▸ **THE TASK**: Show every line where "pour" occurs.

-- BEGIN SUPPLIED MATERIAL --

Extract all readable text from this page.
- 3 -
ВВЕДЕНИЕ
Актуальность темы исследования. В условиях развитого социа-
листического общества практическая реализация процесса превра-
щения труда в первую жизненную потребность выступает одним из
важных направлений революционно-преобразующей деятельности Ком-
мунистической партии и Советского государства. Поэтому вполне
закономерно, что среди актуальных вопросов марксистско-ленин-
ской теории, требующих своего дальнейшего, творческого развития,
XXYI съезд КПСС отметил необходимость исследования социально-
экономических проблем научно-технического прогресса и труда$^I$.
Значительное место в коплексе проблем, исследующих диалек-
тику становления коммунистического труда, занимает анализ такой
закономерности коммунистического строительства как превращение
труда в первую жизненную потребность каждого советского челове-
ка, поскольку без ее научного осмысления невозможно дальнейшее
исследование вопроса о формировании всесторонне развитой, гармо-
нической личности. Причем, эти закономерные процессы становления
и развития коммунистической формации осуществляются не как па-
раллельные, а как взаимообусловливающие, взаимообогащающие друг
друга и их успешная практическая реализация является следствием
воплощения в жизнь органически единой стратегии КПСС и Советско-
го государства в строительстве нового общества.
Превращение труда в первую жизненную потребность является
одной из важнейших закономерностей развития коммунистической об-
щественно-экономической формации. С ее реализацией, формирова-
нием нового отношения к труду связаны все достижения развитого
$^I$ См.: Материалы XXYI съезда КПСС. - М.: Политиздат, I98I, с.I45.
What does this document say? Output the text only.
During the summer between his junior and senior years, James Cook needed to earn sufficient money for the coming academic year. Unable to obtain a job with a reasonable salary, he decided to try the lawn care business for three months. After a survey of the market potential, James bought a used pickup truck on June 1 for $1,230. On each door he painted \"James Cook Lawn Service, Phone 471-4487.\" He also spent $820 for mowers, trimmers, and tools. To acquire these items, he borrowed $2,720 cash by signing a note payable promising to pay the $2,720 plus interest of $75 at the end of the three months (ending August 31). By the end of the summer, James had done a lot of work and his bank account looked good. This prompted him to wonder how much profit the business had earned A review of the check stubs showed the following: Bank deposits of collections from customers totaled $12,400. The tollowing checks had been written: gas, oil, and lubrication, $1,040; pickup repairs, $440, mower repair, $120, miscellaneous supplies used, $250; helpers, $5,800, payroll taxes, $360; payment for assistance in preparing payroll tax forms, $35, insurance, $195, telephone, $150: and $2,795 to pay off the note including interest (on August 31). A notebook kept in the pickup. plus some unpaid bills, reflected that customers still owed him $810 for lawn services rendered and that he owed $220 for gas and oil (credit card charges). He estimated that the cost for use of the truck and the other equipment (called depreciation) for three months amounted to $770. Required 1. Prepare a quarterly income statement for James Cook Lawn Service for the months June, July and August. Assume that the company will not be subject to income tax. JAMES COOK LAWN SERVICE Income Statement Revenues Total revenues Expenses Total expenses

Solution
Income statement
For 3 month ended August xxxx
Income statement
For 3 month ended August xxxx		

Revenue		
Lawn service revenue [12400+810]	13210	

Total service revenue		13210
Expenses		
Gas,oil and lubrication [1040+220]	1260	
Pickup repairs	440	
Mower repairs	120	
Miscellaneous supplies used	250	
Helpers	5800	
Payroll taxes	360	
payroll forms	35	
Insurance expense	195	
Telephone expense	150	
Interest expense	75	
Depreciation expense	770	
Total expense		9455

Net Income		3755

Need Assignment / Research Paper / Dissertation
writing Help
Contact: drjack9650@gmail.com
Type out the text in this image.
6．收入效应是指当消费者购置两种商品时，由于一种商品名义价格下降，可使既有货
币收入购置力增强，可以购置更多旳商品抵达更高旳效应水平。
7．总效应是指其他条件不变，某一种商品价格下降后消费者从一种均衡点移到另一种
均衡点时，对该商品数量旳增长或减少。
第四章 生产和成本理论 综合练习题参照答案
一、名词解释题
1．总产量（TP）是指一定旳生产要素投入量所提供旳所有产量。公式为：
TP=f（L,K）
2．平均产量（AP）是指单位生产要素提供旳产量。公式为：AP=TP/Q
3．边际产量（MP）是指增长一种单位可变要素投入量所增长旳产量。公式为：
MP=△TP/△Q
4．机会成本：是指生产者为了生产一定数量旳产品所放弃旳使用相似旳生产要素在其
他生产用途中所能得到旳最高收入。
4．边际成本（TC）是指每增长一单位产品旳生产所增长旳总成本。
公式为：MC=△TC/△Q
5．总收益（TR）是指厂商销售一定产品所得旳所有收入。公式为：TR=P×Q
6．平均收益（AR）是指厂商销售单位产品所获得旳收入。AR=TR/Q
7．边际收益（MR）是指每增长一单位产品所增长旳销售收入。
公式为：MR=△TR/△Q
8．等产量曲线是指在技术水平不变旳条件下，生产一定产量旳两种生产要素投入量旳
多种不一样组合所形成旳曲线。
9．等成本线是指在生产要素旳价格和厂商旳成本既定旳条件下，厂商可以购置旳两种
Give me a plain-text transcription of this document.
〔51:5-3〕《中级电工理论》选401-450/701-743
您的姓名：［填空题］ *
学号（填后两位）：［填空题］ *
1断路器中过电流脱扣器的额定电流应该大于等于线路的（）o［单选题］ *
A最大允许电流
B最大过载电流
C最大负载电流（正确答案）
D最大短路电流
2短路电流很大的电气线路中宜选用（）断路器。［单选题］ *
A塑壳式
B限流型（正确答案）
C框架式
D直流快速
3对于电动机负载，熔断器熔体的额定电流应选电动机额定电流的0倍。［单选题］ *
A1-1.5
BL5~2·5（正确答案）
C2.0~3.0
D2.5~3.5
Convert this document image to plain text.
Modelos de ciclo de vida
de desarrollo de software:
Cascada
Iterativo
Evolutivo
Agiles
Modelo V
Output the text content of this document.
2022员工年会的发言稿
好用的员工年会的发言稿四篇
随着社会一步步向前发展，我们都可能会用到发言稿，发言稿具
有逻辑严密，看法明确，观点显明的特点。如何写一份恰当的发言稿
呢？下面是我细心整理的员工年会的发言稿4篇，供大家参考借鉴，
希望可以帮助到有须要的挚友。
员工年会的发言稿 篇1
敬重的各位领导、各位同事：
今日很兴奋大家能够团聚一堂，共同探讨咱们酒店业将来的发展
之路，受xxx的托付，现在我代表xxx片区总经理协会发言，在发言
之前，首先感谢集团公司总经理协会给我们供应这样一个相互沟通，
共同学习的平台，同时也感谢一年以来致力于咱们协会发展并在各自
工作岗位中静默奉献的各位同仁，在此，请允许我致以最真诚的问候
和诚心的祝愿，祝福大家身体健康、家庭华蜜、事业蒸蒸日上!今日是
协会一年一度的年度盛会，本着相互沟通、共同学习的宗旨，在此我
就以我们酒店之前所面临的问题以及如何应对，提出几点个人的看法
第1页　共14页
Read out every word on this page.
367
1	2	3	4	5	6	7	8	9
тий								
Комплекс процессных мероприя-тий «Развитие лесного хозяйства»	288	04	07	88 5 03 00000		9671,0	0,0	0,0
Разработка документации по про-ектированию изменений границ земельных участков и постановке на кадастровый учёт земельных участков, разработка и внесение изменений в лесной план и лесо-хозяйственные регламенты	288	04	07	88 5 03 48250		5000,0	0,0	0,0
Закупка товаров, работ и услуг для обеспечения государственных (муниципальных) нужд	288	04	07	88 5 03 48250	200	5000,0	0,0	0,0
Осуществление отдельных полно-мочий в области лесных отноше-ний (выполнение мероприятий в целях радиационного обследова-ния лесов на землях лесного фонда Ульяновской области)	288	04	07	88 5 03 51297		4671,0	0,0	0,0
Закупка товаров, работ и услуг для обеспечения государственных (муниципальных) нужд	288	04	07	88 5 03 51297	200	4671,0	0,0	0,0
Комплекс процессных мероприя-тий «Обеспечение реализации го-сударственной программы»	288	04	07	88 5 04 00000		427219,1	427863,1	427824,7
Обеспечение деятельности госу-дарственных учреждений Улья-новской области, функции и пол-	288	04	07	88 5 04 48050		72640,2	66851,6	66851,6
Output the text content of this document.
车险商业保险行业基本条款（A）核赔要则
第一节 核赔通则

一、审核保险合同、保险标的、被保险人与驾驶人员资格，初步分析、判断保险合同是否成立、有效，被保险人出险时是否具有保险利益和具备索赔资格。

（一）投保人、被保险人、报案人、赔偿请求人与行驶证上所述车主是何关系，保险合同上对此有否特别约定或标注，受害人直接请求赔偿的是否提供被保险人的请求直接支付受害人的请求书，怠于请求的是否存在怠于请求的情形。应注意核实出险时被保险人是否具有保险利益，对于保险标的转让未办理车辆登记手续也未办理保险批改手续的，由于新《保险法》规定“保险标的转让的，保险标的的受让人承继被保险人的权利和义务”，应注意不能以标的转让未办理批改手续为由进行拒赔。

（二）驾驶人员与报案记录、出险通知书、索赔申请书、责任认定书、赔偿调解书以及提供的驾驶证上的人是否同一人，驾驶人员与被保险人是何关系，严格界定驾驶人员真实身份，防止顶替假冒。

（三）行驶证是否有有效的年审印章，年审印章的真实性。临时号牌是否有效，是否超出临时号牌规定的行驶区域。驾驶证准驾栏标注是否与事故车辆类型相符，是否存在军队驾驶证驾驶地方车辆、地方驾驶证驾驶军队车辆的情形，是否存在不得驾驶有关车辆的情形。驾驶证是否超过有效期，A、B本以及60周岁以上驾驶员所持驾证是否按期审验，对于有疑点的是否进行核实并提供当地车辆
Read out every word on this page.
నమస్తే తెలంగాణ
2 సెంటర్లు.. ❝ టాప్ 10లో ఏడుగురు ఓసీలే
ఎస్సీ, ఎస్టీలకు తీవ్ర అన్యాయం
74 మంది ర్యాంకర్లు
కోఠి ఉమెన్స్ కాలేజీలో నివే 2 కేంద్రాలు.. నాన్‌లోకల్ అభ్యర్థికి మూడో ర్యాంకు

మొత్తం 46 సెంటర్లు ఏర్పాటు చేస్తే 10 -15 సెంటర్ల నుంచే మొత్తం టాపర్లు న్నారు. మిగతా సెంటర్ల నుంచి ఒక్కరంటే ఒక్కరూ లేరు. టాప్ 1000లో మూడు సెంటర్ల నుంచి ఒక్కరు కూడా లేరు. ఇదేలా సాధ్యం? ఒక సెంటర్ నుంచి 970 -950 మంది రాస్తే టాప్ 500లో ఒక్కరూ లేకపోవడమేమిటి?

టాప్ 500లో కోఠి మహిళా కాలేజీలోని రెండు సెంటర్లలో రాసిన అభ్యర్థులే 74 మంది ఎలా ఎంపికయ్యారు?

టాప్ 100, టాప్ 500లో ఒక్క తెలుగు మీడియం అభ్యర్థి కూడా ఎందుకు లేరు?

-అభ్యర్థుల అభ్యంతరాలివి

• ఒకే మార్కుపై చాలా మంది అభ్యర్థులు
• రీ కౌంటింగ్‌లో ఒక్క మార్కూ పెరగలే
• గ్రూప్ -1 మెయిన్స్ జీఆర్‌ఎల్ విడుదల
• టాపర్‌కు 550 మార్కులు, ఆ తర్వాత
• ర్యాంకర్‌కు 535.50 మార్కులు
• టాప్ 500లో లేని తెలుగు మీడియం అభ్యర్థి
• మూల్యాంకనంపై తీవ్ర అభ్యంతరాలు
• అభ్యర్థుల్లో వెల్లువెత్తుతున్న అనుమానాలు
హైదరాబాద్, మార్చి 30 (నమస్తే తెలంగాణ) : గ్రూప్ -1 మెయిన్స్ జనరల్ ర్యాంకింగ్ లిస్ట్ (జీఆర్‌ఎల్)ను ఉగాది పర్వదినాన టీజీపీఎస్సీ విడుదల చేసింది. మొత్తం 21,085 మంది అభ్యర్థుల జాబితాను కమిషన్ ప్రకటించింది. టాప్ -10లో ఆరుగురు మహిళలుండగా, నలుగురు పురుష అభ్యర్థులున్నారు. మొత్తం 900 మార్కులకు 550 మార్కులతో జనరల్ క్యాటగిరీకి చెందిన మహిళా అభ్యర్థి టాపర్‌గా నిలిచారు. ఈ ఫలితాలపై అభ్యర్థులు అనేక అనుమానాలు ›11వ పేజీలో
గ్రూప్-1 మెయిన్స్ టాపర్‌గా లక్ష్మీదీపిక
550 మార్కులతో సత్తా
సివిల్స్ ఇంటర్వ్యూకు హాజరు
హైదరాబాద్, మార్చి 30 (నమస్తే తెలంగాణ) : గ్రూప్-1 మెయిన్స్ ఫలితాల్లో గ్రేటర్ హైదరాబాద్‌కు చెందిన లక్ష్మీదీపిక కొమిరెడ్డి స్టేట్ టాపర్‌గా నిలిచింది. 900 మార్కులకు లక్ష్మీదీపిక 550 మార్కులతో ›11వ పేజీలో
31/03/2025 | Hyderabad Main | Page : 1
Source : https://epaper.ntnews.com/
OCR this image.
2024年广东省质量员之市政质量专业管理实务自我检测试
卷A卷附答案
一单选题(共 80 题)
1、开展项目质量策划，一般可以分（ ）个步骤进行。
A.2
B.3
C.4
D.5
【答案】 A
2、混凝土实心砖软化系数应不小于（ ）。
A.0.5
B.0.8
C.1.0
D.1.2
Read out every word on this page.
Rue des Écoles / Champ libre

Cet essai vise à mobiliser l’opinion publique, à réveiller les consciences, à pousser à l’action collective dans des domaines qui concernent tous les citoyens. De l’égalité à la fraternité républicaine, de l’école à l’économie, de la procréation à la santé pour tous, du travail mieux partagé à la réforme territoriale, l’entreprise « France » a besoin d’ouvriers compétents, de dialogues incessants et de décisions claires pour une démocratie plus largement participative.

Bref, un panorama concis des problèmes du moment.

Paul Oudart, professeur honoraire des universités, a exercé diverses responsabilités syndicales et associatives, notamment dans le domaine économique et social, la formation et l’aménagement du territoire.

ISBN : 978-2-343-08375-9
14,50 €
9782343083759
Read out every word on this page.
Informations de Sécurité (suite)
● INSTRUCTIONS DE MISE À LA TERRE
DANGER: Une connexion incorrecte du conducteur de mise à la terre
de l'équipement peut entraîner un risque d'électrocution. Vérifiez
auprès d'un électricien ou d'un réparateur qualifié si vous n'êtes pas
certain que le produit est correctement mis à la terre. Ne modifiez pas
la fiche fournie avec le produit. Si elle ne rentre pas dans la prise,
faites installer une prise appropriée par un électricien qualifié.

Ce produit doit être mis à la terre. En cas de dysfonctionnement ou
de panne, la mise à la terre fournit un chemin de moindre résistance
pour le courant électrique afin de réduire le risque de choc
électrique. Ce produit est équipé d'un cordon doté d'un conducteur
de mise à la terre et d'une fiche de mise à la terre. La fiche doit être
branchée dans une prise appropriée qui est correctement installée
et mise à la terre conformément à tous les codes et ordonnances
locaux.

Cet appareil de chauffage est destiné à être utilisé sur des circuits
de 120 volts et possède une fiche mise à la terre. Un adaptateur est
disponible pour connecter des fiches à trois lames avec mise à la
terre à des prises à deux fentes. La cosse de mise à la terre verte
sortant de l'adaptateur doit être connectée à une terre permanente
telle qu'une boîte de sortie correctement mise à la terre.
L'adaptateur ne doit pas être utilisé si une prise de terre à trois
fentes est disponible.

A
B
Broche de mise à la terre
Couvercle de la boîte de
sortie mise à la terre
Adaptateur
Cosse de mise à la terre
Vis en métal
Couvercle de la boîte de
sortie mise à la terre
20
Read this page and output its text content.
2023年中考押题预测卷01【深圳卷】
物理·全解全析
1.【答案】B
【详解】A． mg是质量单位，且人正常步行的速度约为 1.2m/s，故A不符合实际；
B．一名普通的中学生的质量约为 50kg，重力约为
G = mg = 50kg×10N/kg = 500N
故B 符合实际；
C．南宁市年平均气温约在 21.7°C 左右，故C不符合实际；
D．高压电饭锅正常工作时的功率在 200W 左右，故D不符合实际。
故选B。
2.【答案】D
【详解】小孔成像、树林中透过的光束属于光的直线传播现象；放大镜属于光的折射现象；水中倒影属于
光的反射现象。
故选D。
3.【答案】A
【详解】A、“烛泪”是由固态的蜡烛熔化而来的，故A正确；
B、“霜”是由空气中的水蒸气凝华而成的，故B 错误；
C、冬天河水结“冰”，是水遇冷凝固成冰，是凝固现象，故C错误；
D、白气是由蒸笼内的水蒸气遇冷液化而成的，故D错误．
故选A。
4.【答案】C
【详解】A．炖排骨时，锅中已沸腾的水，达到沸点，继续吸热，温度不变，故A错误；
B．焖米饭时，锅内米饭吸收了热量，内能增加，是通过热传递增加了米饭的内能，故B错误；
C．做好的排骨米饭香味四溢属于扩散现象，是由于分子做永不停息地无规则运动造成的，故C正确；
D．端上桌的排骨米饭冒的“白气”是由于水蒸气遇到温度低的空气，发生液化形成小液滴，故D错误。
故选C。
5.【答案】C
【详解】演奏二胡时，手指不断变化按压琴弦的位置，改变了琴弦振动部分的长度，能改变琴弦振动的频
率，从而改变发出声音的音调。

-- END SUPPLIED MATERIAL --

▸ **ANSWER**:
Cet essai vise à mobiliser l’opinion publique, à réveiller les consciences, à pousser à l’action collective dans des domaines qui concernent tous les citoyens. De l’égalité à la fraternité républicaine, de l’école à l’économie, de la procréation à la santé pour tous, du travail mieux partagé à la réforme territoriale, l’entreprise « France » a besoin d’ouvriers compétents, de dialogues incessants et de décisions claires pour une démocratie plus largement participative.
pour le courant électrique afin de réduire le risque de choc
disponible pour connecter des fiches à trois lames avec mise à la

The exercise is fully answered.